#### Problem to solve
Where a line holds the string "counts", return that line.

Source data:

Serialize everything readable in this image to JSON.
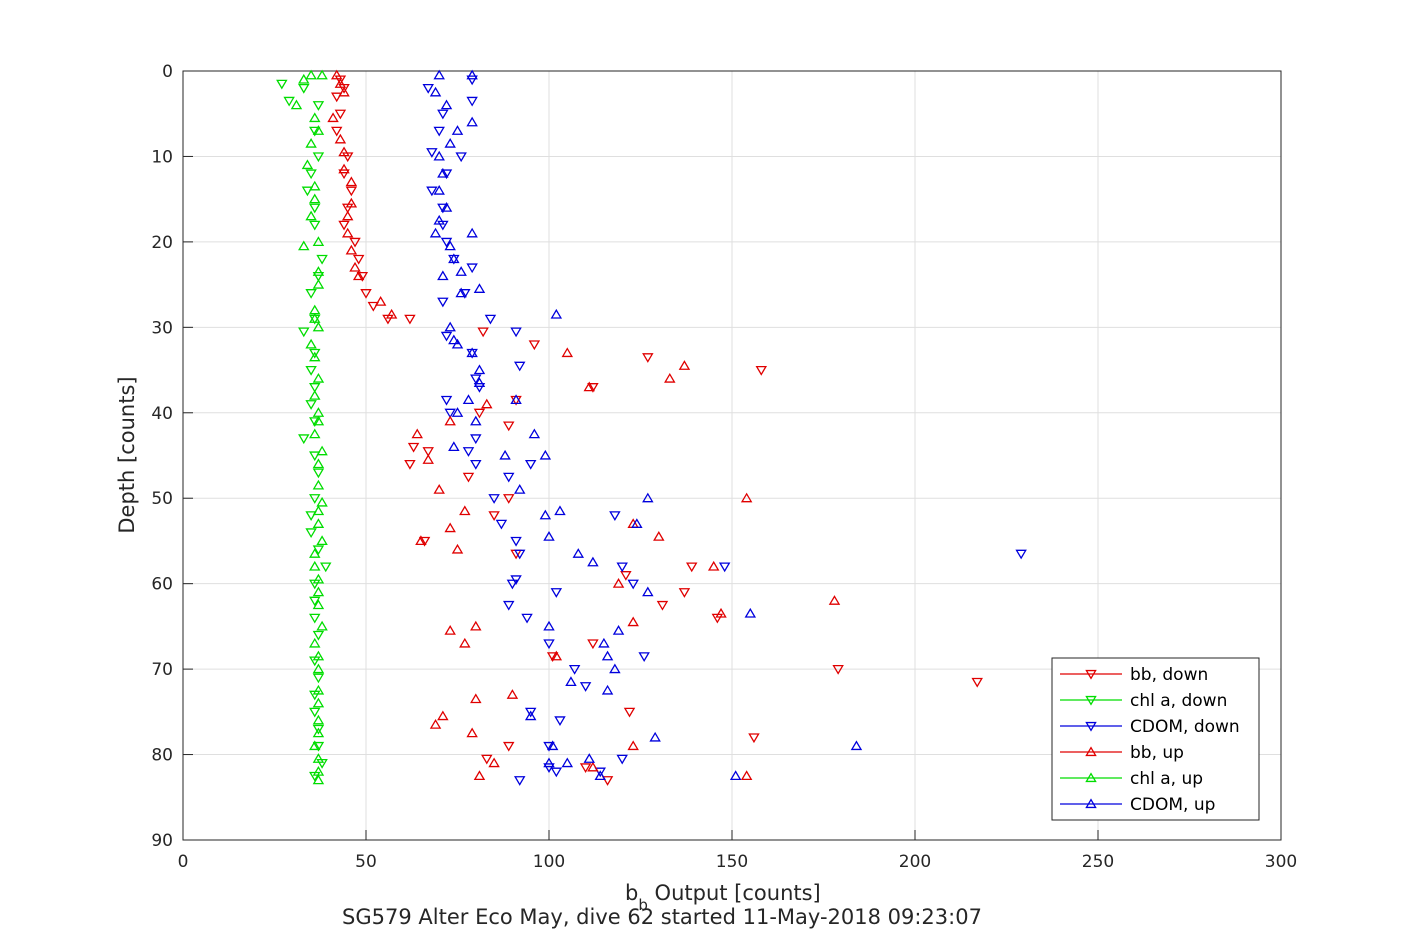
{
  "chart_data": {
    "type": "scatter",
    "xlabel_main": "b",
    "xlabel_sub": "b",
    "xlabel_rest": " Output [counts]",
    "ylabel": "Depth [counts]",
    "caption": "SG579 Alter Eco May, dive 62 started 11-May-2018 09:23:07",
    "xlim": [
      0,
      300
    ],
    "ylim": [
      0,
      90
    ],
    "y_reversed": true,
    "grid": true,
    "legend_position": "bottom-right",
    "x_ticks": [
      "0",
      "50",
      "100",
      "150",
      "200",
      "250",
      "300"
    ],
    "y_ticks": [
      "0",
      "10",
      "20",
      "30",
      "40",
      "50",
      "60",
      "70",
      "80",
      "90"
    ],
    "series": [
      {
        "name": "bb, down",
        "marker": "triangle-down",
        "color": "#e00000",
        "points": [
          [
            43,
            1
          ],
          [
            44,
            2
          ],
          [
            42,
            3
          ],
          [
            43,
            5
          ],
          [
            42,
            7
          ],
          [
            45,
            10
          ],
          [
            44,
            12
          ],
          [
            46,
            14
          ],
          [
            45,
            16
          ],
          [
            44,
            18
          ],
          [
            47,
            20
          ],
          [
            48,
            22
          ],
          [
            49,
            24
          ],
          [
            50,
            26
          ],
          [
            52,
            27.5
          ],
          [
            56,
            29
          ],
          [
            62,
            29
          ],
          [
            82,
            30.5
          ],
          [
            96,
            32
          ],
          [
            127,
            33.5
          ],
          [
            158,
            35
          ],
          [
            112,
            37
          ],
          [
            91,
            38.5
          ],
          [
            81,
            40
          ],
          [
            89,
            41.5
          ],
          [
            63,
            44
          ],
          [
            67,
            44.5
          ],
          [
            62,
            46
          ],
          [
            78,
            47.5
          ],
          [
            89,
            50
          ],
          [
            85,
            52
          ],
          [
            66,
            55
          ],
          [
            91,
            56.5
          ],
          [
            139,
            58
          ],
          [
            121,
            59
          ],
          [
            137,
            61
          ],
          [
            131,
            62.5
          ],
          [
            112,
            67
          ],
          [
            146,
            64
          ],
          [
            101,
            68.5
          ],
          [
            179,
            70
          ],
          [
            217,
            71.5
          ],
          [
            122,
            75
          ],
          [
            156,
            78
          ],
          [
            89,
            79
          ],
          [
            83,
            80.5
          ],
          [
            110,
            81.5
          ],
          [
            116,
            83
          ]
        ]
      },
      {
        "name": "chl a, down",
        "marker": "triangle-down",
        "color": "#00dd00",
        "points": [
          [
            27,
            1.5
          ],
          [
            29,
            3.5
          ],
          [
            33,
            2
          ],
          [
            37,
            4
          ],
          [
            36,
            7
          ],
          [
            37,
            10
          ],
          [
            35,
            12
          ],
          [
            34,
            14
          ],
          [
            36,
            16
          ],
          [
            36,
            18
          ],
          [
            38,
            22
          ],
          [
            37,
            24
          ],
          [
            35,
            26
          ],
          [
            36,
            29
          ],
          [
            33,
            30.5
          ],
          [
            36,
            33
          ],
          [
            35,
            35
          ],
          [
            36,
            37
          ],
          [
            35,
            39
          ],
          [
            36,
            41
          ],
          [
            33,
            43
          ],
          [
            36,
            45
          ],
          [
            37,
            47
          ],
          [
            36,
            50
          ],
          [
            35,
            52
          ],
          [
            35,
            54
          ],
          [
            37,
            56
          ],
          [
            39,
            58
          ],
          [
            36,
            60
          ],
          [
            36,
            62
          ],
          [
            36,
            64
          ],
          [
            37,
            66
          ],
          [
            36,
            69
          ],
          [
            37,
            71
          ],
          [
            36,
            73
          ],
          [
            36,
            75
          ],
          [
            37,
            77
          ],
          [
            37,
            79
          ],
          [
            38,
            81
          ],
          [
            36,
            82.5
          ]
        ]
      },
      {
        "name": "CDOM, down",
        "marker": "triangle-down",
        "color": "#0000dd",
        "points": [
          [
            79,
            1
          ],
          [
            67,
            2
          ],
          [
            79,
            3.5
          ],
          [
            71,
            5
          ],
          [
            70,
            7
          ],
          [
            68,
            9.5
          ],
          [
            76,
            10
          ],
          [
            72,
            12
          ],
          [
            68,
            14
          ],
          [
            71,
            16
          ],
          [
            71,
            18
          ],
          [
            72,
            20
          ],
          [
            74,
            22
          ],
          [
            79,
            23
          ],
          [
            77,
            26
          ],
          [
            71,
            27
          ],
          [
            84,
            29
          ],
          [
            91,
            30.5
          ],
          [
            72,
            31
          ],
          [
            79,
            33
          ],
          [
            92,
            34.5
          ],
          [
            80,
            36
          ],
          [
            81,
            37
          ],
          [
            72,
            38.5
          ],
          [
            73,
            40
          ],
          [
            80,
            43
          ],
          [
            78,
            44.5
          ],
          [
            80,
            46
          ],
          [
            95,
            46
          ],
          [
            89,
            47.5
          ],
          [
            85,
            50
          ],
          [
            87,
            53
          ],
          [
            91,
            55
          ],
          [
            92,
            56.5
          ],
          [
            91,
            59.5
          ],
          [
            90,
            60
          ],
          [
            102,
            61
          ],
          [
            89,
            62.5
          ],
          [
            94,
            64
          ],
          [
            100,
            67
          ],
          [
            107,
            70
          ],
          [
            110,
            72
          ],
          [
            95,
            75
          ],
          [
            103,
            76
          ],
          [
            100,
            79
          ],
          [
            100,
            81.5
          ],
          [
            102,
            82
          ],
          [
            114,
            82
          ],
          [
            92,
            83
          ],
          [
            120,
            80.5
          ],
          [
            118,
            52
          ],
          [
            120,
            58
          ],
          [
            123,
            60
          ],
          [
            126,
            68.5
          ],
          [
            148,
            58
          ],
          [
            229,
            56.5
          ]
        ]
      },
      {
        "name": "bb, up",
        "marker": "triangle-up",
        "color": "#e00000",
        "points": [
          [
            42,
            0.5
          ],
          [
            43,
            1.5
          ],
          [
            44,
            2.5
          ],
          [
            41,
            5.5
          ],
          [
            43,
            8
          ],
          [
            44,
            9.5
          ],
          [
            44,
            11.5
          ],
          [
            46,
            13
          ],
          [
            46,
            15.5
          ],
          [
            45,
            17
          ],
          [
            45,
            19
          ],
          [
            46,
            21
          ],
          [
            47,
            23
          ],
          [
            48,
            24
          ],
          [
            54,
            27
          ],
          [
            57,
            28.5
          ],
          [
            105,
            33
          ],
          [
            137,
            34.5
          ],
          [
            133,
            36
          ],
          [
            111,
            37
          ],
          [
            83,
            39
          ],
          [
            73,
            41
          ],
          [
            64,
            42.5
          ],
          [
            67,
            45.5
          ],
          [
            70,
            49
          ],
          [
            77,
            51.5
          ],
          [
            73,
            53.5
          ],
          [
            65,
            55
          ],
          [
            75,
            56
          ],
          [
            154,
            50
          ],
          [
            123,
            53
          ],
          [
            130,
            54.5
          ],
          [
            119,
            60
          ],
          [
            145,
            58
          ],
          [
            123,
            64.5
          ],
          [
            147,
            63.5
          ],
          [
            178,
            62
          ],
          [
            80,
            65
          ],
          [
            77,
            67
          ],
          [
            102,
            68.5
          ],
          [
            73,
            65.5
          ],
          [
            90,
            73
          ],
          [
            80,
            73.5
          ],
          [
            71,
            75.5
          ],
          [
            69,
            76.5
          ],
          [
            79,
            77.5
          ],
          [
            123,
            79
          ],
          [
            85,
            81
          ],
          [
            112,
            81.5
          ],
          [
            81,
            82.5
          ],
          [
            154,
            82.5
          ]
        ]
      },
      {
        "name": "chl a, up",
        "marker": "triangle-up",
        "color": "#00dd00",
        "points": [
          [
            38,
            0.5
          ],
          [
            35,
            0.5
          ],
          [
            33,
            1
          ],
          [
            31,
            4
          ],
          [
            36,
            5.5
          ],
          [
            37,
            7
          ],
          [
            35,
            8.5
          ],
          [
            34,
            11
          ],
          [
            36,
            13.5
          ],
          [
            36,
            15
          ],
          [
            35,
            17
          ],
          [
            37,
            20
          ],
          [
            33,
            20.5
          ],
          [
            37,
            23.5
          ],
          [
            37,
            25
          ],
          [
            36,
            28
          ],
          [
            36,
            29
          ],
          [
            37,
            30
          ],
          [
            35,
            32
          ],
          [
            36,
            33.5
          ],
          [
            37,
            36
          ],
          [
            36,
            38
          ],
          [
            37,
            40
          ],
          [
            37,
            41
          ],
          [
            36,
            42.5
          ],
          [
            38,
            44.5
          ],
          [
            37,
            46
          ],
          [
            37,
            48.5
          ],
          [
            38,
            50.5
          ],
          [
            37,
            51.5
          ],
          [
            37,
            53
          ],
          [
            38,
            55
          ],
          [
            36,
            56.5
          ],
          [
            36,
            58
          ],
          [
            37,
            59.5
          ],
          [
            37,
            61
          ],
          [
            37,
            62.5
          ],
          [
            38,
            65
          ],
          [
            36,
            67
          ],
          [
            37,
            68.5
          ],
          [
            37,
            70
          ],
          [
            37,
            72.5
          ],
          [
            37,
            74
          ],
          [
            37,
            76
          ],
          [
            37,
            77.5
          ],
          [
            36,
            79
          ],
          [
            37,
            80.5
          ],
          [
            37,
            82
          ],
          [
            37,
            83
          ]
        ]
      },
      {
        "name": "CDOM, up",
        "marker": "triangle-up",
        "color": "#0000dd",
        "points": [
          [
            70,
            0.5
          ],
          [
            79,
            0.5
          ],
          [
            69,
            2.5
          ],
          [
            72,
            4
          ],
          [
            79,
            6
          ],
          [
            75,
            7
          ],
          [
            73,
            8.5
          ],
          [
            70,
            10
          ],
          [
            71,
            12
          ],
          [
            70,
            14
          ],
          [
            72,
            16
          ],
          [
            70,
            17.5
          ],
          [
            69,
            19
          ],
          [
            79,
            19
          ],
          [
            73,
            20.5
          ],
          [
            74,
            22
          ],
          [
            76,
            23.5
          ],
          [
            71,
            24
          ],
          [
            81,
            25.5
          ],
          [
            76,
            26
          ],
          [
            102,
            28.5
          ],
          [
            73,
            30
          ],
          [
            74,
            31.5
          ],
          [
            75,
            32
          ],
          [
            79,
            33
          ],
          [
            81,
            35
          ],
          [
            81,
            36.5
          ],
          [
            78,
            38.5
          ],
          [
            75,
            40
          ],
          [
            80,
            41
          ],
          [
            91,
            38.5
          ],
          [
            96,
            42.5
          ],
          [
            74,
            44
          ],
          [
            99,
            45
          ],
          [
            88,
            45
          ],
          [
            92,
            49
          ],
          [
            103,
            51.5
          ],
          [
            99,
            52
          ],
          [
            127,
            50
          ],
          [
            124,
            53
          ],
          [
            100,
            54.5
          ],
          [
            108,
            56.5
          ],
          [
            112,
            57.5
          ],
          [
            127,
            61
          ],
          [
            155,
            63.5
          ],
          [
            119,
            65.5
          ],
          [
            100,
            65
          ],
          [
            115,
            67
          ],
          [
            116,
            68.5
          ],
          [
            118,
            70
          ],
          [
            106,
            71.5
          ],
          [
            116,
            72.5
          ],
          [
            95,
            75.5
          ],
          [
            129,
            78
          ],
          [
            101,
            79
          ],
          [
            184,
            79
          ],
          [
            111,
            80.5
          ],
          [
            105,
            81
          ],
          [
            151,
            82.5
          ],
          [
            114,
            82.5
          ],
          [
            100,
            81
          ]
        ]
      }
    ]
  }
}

#### Solution to the exercise
    "xlabel_rest": " Output [counts]",
    "ylabel": "Depth [counts]",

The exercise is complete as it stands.